> _WHAT TO WORK ON_: Every line that contains the word "стандартных" should be copied.

***** MATERIALS PROVIDED *****

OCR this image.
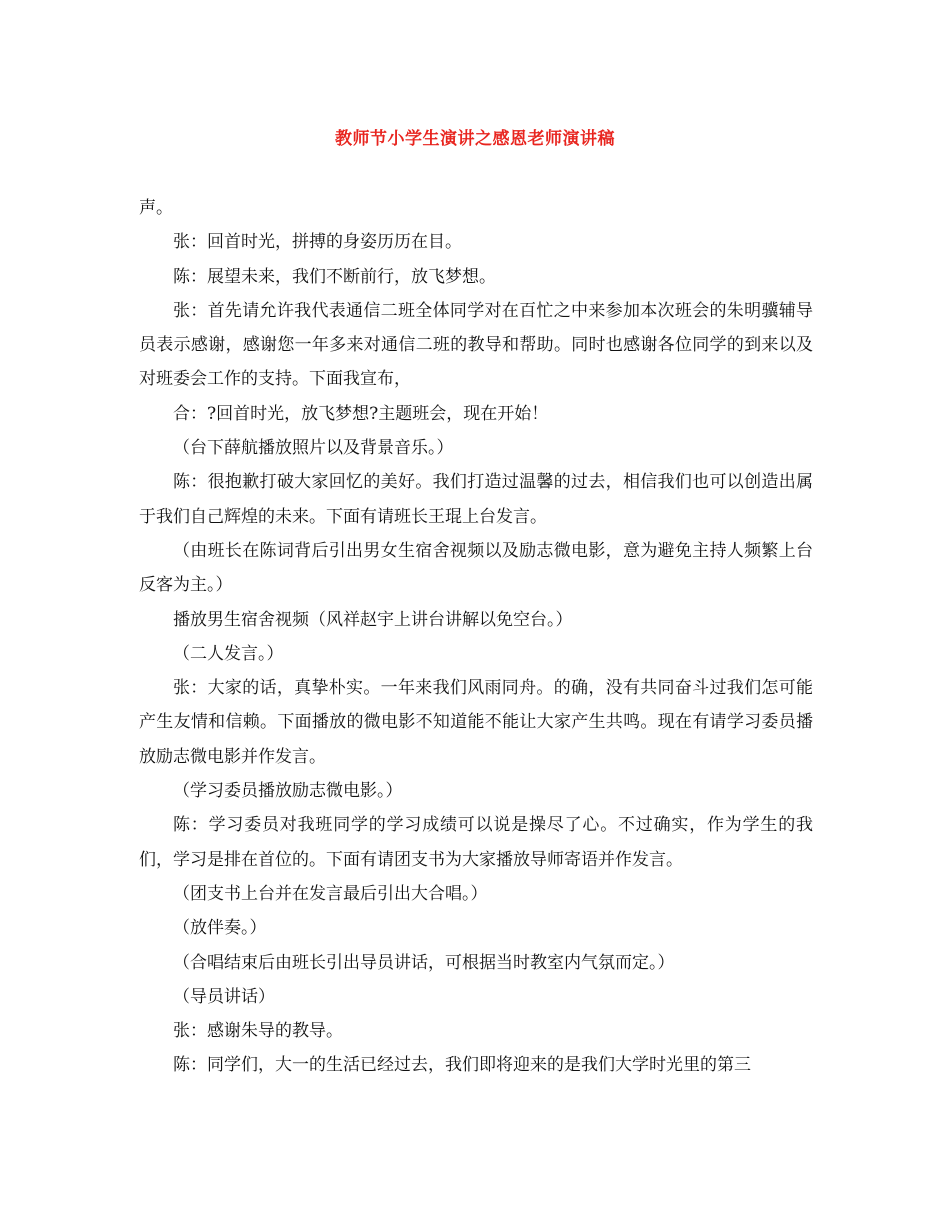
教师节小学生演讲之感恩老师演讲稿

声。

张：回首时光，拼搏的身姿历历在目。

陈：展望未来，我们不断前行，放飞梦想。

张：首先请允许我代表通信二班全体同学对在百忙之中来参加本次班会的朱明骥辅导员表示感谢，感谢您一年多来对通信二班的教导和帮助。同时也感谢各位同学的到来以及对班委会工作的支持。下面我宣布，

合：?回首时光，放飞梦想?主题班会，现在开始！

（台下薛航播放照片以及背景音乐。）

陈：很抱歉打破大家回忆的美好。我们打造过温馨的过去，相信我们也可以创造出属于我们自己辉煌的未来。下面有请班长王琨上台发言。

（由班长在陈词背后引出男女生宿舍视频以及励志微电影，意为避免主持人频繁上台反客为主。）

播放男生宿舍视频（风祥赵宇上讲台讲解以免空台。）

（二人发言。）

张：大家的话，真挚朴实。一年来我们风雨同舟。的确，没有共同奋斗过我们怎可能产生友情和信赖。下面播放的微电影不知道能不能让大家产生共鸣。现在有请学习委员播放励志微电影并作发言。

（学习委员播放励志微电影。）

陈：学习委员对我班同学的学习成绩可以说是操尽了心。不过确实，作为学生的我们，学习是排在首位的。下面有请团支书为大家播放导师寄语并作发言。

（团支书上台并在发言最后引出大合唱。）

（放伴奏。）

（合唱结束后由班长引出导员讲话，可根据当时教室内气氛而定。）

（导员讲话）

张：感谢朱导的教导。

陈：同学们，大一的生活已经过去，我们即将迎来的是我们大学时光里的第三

*****
***** MATERIALS PROVIDED *****

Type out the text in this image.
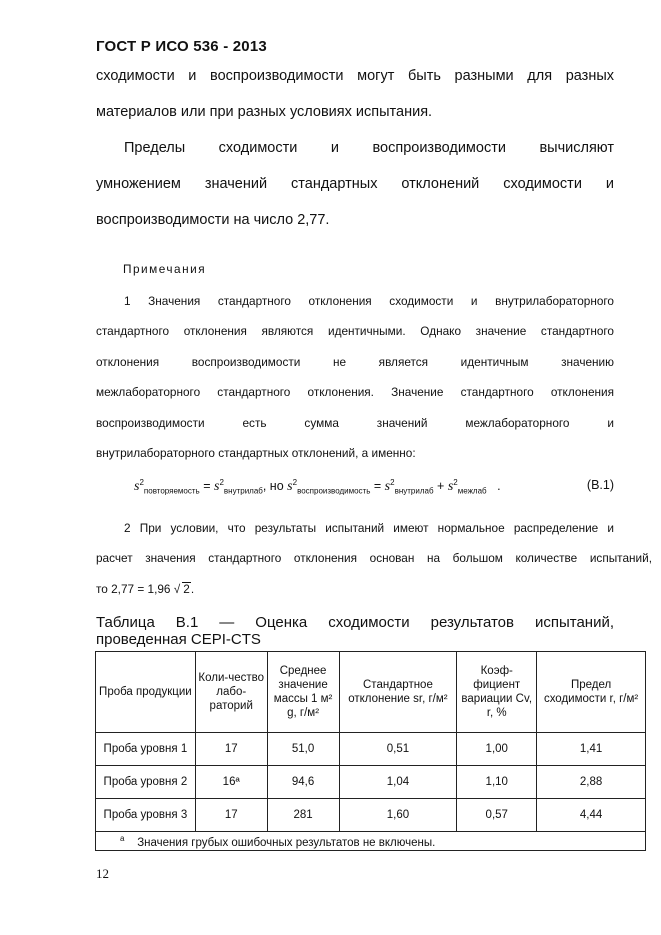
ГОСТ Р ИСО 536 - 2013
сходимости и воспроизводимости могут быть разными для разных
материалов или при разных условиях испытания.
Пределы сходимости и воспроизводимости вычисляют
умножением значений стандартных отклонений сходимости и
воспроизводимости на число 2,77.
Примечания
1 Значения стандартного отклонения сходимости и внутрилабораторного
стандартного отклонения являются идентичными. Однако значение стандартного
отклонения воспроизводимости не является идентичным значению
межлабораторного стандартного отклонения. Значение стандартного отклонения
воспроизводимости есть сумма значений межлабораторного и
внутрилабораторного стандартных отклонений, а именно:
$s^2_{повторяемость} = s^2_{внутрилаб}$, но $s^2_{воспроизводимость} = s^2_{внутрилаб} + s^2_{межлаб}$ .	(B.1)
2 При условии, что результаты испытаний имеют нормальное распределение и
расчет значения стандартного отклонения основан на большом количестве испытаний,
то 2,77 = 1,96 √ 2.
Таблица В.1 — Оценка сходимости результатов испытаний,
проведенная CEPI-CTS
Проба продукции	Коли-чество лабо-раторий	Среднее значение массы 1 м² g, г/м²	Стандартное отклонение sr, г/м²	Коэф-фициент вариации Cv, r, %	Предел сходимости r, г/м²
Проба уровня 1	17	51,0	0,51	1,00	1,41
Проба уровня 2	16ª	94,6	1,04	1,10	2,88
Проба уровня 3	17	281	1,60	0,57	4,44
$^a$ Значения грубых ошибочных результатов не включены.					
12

*****

> _EXPECTED OUTPUT_:
умножением значений стандартных отклонений сходимости и
внутрилабораторного стандартных отклонений, а именно:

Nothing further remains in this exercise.